[Dataset items]
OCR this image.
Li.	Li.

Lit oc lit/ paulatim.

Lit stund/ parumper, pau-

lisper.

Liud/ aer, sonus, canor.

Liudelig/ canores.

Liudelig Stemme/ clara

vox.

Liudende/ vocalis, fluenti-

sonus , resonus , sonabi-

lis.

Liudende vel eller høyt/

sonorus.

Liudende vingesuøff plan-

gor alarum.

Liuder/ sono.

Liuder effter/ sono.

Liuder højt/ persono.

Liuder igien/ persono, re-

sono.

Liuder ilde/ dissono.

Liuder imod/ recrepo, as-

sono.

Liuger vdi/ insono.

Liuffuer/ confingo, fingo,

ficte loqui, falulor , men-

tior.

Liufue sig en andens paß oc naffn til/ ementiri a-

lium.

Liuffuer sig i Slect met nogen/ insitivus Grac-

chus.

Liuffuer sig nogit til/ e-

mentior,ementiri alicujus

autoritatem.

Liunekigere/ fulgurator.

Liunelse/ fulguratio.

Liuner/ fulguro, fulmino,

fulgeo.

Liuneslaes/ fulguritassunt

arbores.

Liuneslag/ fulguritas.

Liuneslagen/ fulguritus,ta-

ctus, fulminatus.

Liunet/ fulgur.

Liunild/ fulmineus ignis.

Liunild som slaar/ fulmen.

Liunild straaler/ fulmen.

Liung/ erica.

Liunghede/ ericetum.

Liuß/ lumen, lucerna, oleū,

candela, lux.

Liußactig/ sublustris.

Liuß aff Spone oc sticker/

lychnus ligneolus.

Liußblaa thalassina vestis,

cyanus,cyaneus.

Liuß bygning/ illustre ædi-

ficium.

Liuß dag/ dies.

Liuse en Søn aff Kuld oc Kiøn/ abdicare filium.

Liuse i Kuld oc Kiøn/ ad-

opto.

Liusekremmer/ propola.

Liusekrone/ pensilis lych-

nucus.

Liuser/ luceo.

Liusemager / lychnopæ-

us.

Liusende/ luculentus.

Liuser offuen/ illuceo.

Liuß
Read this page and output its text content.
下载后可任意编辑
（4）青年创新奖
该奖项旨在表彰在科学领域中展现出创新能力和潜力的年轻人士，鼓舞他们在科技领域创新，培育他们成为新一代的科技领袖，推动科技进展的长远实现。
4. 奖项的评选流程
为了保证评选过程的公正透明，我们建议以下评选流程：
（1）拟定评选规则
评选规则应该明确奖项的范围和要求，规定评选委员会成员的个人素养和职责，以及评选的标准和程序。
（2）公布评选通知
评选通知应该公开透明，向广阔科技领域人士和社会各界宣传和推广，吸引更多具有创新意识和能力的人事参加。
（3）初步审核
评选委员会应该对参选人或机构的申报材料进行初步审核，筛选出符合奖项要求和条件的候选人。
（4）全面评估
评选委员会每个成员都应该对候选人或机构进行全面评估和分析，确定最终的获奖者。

- [WORK TO DO] Type out the material again exactly as presented.

- [OUTPUT OF THE TASK]
OCR this image.
Li.	Li.

Lit oc lit/ paulatim.

Lit stund/ parumper, pau-

lisper.

Liud/ aer, sonus, canor.

Liudelig/ canores.

Liudelig Stemme/ clara

vox.

Liudende/ vocalis, fluenti-

sonus , resonus , sonabi-

lis.

Liudende vel eller høyt/

sonorus.

Liudende vingesuøff plan-

gor alarum.

Liuder/ sono.

Liuder effter/ sono.

Liuder højt/ persono.

Liuder igien/ persono, re-

sono.

Liuder ilde/ dissono.

Liuder imod/ recrepo, as-

sono.

Liuger vdi/ insono.

Liuffuer/ confingo, fingo,

ficte loqui, falulor , men-

tior.

Liufue sig en andens paß oc naffn til/ ementiri a-

lium.

Liuffuer sig i Slect met nogen/ insitivus Grac-

chus.

Liuffuer sig nogit til/ e-

mentior,ementiri alicujus

autoritatem.

Liunekigere/ fulgurator.

Liunelse/ fulguratio.

Liuner/ fulguro, fulmino,

fulgeo.

Liuneslaes/ fulguritassunt

arbores.

Liuneslag/ fulguritas.

Liuneslagen/ fulguritus,ta-

ctus, fulminatus.

Liunet/ fulgur.

Liunild/ fulmineus ignis.

Liunild som slaar/ fulmen.

Liunild straaler/ fulmen.

Liung/ erica.

Liunghede/ ericetum.

Liuß/ lumen, lucerna, oleū,

candela, lux.

Liußactig/ sublustris.

Liuß aff Spone oc sticker/

lychnus ligneolus.

Liußblaa thalassina vestis,

cyanus,cyaneus.

Liuß bygning/ illustre ædi-

ficium.

Liuß dag/ dies.

Liuse en Søn aff Kuld oc Kiøn/ abdicare filium.

Liuse i Kuld oc Kiøn/ ad-

opto.

Liusekremmer/ propola.

Liusekrone/ pensilis lych-

nucus.

Liuser/ luceo.

Liusemager / lychnopæ-

us.

Liusende/ luculentus.

Liuser offuen/ illuceo.

Liuß
Read this page and output its text content.
下载后可任意编辑
（4）青年创新奖
该奖项旨在表彰在科学领域中展现出创新能力和潜力的年轻人士，鼓舞他们在科技领域创新，培育他们成为新一代的科技领袖，推动科技进展的长远实现。
4. 奖项的评选流程
为了保证评选过程的公正透明，我们建议以下评选流程：
（1）拟定评选规则
评选规则应该明确奖项的范围和要求，规定评选委员会成员的个人素养和职责，以及评选的标准和程序。
（2）公布评选通知
评选通知应该公开透明，向广阔科技领域人士和社会各界宣传和推广，吸引更多具有创新意识和能力的人事参加。
（3）初步审核
评选委员会应该对参选人或机构的申报材料进行初步审核，筛选出符合奖项要求和条件的候选人。
（4）全面评估
评选委员会每个成员都应该对候选人或机构进行全面评估和分析，确定最终的获奖者。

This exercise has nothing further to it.